Task directions:
Print the records below word for word, but leave out the pictures.

┌─ Records for processing

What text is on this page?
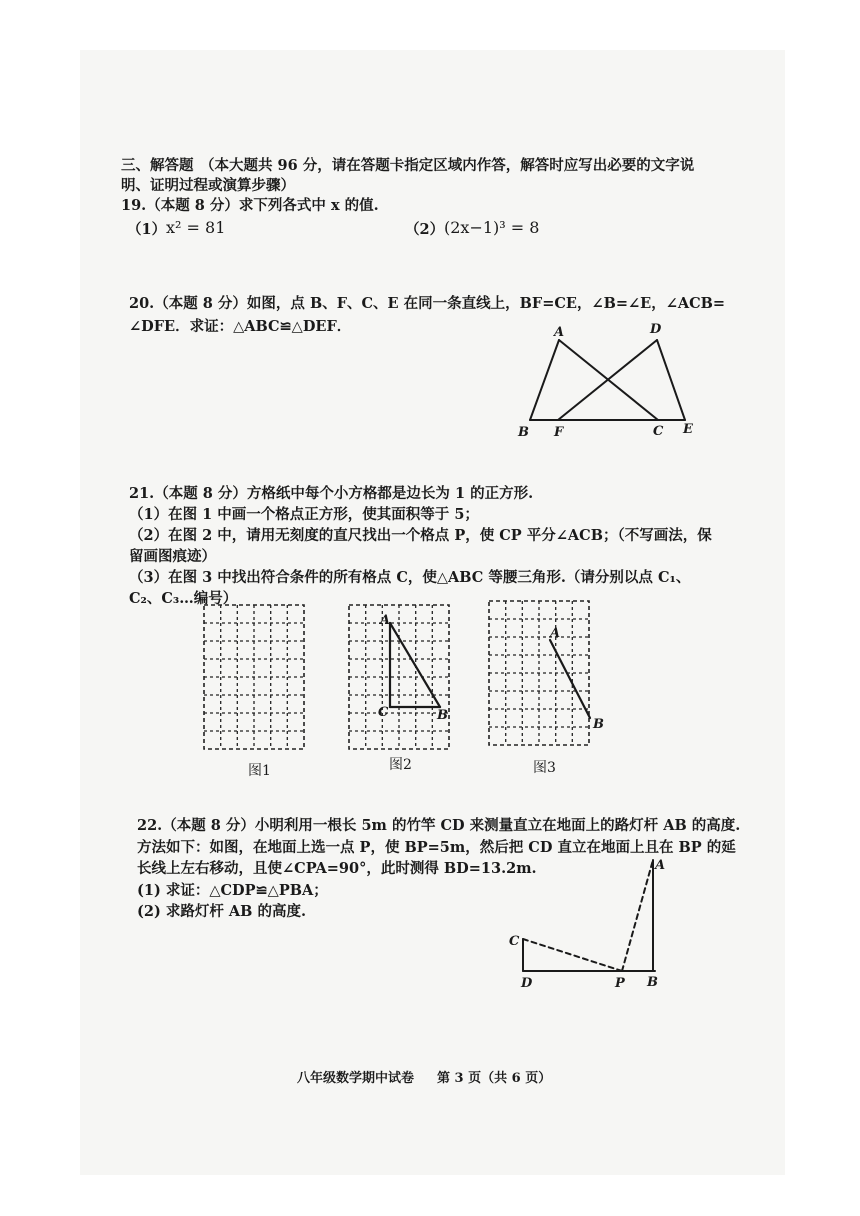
三、解答题 （本大题共 96 分，请在答题卡指定区域内作答，解答时应写出必要的文字说
明、证明过程或演算步骤）
19.（本题 8 分）求下列各式中 x 的值.
（1） x² = 81	（2） (2x−1)³ = 8
20.（本题 8 分）如图，点 B、F、C、E 在同一条直线上，BF=CE，∠B=∠E，∠ACB=
∠DFE．求证：△ABC≌△DEF．	A	D
B F	C E
21.（本题 8 分）方格纸中每个小方格都是边长为 1 的正方形.
（1）在图 1 中画一个格点正方形，使其面积等于 5；
（2）在图 2 中，请用无刻度的直尺找出一个格点 P，使 CP 平分∠ACB；（不写画法，保
留画图痕迹）
（3）在图 3 中找出符合条件的所有格点 C，使△ABC 等腰三角形.（请分别以点 C₁、
C₂、C₃…编号）
A
C	B
A
B
图1	图2	图3
22.（本题 8 分）小明利用一根长 5m 的竹竿 CD 来测量直立在地面上的路灯杆 AB 的高度.
方法如下：如图，在地面上选一点 P，使 BP=5m，然后把 CD 直立在地面上且在 BP 的延
长线上左右移动，且使∠CPA=90°，此时测得 BD=13.2m.
(1) 求证：△CDP≌△PBA；
(2) 求路灯杆 AB 的高度.
A
C
D	P B
八年级数学期中试卷 第 3 页（共 6 页）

└─

Result:
What text is on this page?
三、解答题 （本大题共 96 分，请在答题卡指定区域内作答，解答时应写出必要的文字说
明、证明过程或演算步骤）
19.（本题 8 分）求下列各式中 x 的值.
（1） x² = 81	（2） (2x−1)³ = 8
20.（本题 8 分）如图，点 B、F、C、E 在同一条直线上，BF=CE，∠B=∠E，∠ACB=
∠DFE．求证：△ABC≌△DEF．	A	D
B F	C E
21.（本题 8 分）方格纸中每个小方格都是边长为 1 的正方形.
（1）在图 1 中画一个格点正方形，使其面积等于 5；
（2）在图 2 中，请用无刻度的直尺找出一个格点 P，使 CP 平分∠ACB；（不写画法，保
留画图痕迹）
（3）在图 3 中找出符合条件的所有格点 C，使△ABC 等腰三角形.（请分别以点 C₁、
C₂、C₃…编号）
A
C	B
A
B
图1	图2	图3
22.（本题 8 分）小明利用一根长 5m 的竹竿 CD 来测量直立在地面上的路灯杆 AB 的高度.
方法如下：如图，在地面上选一点 P，使 BP=5m，然后把 CD 直立在地面上且在 BP 的延
长线上左右移动，且使∠CPA=90°，此时测得 BD=13.2m.
(1) 求证：△CDP≌△PBA；
(2) 求路灯杆 AB 的高度.
A
C
D	P B
八年级数学期中试卷 第 3 页（共 6 页）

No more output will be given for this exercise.